The Udacity dataset is used. In the simulation three cameras are installed at the front of the car. One at the center and the other two left and right. All images are used for training. The images are labeled with a steering angle.

Data Augmentation

Looking at the given dataset from Udacity, the steering angle is heavily biased to zero. For balancing the data is split into three bags. One for close to zero angles and one for each positive and negative angles. Like in bootstrapping a single batch is sampled from these three bags with the same possibility. This enables the car to drive smoothly on straight lines and also predicting large angles in big turns. alt text alt text alt text

Not only are the center images used but also the images from the left and right cameras. The network has no means to differ from which camera the image come from, a solution as proposed in the NVIDIA paper is to augment side images. This teaches the car to recover from the side to the middle of the road. The augmentation increases for greater steering angles.

The image is resized and the horizon and the lower part of the image which contains the car's hood is cropped out. I convert the image to HSV color space to randomly vary the brightness in a chosen bound to make the model invariant to lighting which is especially important for the second track. Then the image is converted back to RGB. Afterwards the image is flipped with a possibility of 50% to cover turns to the right since most of the data consists of left turns. alt text

At last the image is min-max normalized and scaled to [-1, 1]. This step was essential because otherwise the model got stuck in a local minimum. This resulted in nearly constant steering angle outputs near zero disregarding the input image.

Model parameter tuning

In this project most of the parameter tuning was done in the data augmentation step. The learning rate was chosen by the adam optimizer. Since the training data is sampled randomly in a python generator, the number of epochs is rather useless as parameter. What counts is how many images pass through the network. It is currently a value between 40000 and 50000 which is 200-250 batches with a batch size of 200 samples.

Prevent overfitting

The model contains dropout layers for all fully connected layers with l2 regularization as standard methods to prevent overfitting. Since training data is augmented randomly the network will less likely memorize the data. A small portion of the data (5%) is used to validate the model. The model was also tested on track 2 to check the ability to generalize unknown data.

[Items from a data source]
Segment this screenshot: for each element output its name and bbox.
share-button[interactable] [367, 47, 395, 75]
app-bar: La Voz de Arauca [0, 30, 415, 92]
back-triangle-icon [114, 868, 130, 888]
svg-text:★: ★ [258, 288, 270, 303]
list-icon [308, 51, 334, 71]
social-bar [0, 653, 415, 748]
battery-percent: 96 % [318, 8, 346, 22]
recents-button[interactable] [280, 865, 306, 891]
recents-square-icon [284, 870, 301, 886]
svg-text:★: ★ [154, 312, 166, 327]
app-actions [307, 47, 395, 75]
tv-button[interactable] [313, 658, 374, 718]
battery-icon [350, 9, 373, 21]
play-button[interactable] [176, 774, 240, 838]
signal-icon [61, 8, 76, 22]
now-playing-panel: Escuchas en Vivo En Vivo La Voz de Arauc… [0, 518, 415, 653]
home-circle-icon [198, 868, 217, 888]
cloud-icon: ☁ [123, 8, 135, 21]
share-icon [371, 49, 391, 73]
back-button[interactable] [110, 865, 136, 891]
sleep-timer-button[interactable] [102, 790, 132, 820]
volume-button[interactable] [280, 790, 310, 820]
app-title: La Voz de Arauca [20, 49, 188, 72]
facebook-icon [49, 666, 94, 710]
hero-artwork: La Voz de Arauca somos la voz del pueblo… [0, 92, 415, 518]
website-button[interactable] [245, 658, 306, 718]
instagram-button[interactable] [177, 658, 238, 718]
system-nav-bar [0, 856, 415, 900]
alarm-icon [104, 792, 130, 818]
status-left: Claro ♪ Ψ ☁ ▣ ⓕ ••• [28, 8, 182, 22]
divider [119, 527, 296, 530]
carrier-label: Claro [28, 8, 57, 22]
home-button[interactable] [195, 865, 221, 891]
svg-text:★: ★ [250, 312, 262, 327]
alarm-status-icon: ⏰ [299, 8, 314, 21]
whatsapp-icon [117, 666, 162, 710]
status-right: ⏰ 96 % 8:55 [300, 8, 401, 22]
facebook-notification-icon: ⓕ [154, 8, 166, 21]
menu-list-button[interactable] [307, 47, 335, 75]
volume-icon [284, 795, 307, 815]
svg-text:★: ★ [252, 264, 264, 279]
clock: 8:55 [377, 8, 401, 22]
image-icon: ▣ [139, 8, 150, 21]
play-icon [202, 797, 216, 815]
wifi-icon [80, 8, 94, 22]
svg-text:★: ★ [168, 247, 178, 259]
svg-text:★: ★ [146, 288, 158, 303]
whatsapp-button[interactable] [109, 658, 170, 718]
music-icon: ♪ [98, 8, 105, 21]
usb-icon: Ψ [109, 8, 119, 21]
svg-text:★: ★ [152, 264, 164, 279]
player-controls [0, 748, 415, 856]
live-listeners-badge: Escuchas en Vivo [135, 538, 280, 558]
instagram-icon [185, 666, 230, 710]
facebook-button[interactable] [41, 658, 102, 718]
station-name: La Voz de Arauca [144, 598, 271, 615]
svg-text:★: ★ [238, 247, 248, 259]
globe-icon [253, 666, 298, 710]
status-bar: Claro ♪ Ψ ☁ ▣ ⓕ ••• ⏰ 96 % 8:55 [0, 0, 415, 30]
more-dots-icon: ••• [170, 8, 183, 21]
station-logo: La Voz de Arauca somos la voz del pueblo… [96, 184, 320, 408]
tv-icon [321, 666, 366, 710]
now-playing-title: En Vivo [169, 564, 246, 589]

PROBLEM SET
a) Answer these questions from the self-driving car writeup.
(i) How many cameras are installed at the front of the car in the simulation?
(ii) Into which color space is the image converted so its brightness can be varied?
(iii) What portion of the data is used to validate the model?
b) Revise the stretch of the self-driving car writeup from "In this project" through "of 200 samples.", replacing "adam optimizer" with "Adam optimizer".

SOLVED PROBLEMS
a)
(i) Three.
(ii) HSV.
(iii) 5%.

b)
In this project most of the parameter tuning was done in the data augmentation step. The learning rate was chosen by the Adam optimizer. Since the training data is sampled randomly in a python generator, the number of epochs is rather useless as parameter. What counts is how many images pass through the network. It is currently a value between 40000 and 50000 which is 200-250 batches with a batch size of 200 samples.